-- START OF RECORDS --
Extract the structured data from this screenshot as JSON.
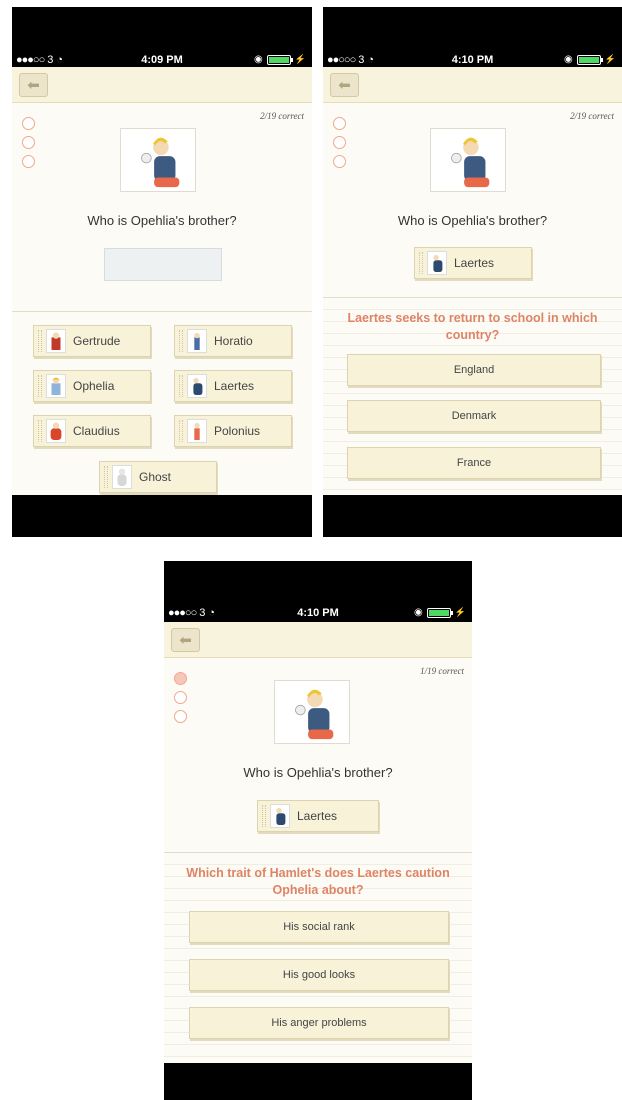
{
  "status_bar": {
    "carrier": "3",
    "battery_color": "#4cd964"
  },
  "screens": [
    {
      "time": "4:09 PM",
      "score": "2/19 correct",
      "progress_filled": [
        false,
        false,
        false
      ],
      "question": "Who is Opehlia's brother?",
      "choices": [
        "Gertrude",
        "Horatio",
        "Ophelia",
        "Laertes",
        "Claudius",
        "Polonius",
        "Ghost"
      ]
    },
    {
      "time": "4:10 PM",
      "score": "2/19 correct",
      "progress_filled": [
        false,
        false,
        false
      ],
      "question": "Who is Opehlia's brother?",
      "selected_answer": "Laertes",
      "followup_question": "Laertes seeks to return to school in which country?",
      "options": [
        "England",
        "Denmark",
        "France"
      ]
    },
    {
      "time": "4:10 PM",
      "score": "1/19 correct",
      "progress_filled": [
        true,
        false,
        false
      ],
      "question": "Who is Opehlia's brother?",
      "selected_answer": "Laertes",
      "followup_question": "Which trait of Hamlet's does Laertes caution Ophelia about?",
      "options": [
        "His social rank",
        "His good looks",
        "His anger problems"
      ]
    }
  ],
  "icons": {
    "back": "left-arrow-icon",
    "wifi": "wifi-icon",
    "rotation_lock": "rotation-lock-icon",
    "charging": "bolt-icon"
  },
  "colors": {
    "accent_title": "#de8465",
    "progress_ring": "#f0a890",
    "button_bg": "#f8f2d9",
    "navbar_bg": "#f8f3dc"
  }
}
-- END OF RECORDS --
* [REQUIRED TASK] Go through the listing above and list every line that has the word "Laertes".

* [EXERCISE ANSWER]
        "Laertes",
      "selected_answer": "Laertes",
      "followup_question": "Laertes seeks to return to school in which country?",
      "selected_answer": "Laertes",
      "followup_question": "Which trait of Hamlet's does Laertes caution Ophelia about?",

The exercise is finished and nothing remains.